_Exercise brief_. Gather every line in the records below that contains the string "mobile", and copy each of those lines in full.

_The data_.
#####
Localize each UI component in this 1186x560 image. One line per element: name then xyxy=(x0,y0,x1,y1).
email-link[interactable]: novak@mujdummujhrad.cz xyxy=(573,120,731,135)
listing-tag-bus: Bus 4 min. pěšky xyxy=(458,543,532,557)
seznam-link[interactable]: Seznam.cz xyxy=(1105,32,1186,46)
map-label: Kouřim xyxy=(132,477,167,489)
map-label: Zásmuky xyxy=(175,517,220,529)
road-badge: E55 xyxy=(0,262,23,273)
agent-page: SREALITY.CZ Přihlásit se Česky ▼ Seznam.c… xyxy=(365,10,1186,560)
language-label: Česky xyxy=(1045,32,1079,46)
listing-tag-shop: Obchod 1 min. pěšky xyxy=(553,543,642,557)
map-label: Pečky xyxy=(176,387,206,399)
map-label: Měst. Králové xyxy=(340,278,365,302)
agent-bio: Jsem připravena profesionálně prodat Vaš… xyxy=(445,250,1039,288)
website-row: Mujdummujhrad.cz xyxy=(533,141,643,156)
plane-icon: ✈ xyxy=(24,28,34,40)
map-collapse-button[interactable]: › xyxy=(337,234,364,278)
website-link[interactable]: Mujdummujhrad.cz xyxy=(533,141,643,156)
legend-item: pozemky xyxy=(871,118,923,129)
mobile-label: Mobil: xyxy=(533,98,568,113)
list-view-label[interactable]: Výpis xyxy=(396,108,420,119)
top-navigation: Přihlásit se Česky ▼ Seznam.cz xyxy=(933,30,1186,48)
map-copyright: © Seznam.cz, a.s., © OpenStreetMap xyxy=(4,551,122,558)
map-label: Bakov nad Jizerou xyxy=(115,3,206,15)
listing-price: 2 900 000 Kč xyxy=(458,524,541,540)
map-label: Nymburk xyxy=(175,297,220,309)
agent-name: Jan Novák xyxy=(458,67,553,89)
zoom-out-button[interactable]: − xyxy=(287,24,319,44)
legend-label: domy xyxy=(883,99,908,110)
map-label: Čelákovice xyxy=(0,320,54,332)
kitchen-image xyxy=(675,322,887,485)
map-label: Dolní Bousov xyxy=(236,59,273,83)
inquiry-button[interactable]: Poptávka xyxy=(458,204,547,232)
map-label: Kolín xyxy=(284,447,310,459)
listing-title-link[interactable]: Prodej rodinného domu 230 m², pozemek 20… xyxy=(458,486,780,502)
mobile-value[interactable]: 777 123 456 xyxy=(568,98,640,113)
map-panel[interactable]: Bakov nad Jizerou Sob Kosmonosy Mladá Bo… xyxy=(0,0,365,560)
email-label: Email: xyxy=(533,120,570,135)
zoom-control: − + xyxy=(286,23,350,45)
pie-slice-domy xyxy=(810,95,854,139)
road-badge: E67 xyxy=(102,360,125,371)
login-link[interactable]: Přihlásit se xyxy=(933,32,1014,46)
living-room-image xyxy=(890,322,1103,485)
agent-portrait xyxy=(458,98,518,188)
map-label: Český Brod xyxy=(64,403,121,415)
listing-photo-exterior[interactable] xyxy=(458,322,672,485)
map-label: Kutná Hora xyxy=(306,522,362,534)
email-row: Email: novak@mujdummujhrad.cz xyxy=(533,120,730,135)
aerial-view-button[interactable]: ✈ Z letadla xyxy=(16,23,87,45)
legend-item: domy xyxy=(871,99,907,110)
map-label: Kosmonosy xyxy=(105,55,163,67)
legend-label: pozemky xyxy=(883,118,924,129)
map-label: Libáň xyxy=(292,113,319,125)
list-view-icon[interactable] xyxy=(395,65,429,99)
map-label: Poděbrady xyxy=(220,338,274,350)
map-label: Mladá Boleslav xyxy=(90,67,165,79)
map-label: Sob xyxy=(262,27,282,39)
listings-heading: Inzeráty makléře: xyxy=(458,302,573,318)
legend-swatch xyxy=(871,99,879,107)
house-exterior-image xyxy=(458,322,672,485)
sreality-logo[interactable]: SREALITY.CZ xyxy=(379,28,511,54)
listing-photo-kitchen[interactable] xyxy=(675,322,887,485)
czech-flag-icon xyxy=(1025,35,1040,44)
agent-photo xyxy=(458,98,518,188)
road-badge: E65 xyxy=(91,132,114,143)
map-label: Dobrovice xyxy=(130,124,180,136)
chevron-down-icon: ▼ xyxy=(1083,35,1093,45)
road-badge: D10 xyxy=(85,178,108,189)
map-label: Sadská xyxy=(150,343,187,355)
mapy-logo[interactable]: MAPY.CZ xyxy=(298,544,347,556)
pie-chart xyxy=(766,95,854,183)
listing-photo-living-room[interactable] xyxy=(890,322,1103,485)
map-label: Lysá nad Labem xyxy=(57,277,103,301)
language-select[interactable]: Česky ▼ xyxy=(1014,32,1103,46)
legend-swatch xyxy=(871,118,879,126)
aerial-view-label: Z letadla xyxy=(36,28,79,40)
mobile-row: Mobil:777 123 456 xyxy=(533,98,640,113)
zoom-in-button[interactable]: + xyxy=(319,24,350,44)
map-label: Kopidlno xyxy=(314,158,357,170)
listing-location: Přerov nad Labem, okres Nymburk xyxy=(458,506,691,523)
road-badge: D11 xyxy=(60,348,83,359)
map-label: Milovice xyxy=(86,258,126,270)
#####
_Solved exercise_.
mobile-label: Mobil: xyxy=(533,98,568,113)
mobile-value[interactable]: 777 123 456 xyxy=(568,98,640,113)
mobile-row: Mobil:777 123 456 xyxy=(533,98,640,113)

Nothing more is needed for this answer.